- Task brief
Extract the complete data exactly as given.

- Records to use
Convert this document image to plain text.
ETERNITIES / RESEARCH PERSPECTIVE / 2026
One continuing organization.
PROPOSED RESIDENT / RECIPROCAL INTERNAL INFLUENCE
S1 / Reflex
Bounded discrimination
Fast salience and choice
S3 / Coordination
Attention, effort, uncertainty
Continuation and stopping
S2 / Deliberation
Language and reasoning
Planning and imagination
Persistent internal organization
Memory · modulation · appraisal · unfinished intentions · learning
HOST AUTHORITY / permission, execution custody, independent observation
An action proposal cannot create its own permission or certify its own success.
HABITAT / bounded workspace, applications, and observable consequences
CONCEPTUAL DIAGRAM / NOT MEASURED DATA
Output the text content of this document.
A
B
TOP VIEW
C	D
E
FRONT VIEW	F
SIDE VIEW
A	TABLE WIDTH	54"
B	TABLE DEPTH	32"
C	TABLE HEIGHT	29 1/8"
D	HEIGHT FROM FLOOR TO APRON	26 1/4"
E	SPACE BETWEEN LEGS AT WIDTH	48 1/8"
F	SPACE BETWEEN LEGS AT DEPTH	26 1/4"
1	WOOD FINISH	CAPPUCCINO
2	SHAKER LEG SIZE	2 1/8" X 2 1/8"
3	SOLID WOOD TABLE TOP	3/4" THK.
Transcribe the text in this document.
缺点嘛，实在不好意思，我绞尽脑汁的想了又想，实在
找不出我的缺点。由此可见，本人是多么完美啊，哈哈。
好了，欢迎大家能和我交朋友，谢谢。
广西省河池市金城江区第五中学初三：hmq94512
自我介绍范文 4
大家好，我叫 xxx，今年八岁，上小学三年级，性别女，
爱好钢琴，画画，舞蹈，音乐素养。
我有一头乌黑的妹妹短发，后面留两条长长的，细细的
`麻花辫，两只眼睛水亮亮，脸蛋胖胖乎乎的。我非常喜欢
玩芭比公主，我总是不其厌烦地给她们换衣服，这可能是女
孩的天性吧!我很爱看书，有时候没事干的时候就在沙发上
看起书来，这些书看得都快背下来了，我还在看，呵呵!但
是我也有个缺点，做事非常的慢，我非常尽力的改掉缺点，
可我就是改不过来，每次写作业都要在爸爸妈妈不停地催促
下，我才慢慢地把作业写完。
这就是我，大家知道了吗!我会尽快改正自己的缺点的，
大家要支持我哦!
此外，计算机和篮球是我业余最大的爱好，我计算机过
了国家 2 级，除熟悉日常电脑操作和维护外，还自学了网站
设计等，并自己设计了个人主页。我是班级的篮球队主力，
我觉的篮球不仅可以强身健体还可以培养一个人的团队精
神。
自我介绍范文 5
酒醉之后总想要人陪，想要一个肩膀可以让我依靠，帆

- Full solution
Convert this document image to plain text.
ETERNITIES / RESEARCH PERSPECTIVE / 2026
One continuing organization.
PROPOSED RESIDENT / RECIPROCAL INTERNAL INFLUENCE
S1 / Reflex
Bounded discrimination
Fast salience and choice
S3 / Coordination
Attention, effort, uncertainty
Continuation and stopping
S2 / Deliberation
Language and reasoning
Planning and imagination
Persistent internal organization
Memory · modulation · appraisal · unfinished intentions · learning
HOST AUTHORITY / permission, execution custody, independent observation
An action proposal cannot create its own permission or certify its own success.
HABITAT / bounded workspace, applications, and observable consequences
CONCEPTUAL DIAGRAM / NOT MEASURED DATA
Output the text content of this document.
A
B
TOP VIEW
C	D
E
FRONT VIEW	F
SIDE VIEW
A	TABLE WIDTH	54"
B	TABLE DEPTH	32"
C	TABLE HEIGHT	29 1/8"
D	HEIGHT FROM FLOOR TO APRON	26 1/4"
E	SPACE BETWEEN LEGS AT WIDTH	48 1/8"
F	SPACE BETWEEN LEGS AT DEPTH	26 1/4"
1	WOOD FINISH	CAPPUCCINO
2	SHAKER LEG SIZE	2 1/8" X 2 1/8"
3	SOLID WOOD TABLE TOP	3/4" THK.
Transcribe the text in this document.
缺点嘛，实在不好意思，我绞尽脑汁的想了又想，实在
找不出我的缺点。由此可见，本人是多么完美啊，哈哈。
好了，欢迎大家能和我交朋友，谢谢。
广西省河池市金城江区第五中学初三：hmq94512
自我介绍范文 4
大家好，我叫 xxx，今年八岁，上小学三年级，性别女，
爱好钢琴，画画，舞蹈，音乐素养。
我有一头乌黑的妹妹短发，后面留两条长长的，细细的
`麻花辫，两只眼睛水亮亮，脸蛋胖胖乎乎的。我非常喜欢
玩芭比公主，我总是不其厌烦地给她们换衣服，这可能是女
孩的天性吧!我很爱看书，有时候没事干的时候就在沙发上
看起书来，这些书看得都快背下来了，我还在看，呵呵!但
是我也有个缺点，做事非常的慢，我非常尽力的改掉缺点，
可我就是改不过来，每次写作业都要在爸爸妈妈不停地催促
下，我才慢慢地把作业写完。
这就是我，大家知道了吗!我会尽快改正自己的缺点的，
大家要支持我哦!
此外，计算机和篮球是我业余最大的爱好，我计算机过
了国家 2 级，除熟悉日常电脑操作和维护外，还自学了网站
设计等，并自己设计了个人主页。我是班级的篮球队主力，
我觉的篮球不仅可以强身健体还可以培养一个人的团队精
神。
自我介绍范文 5
酒醉之后总想要人陪，想要一个肩膀可以让我依靠，帆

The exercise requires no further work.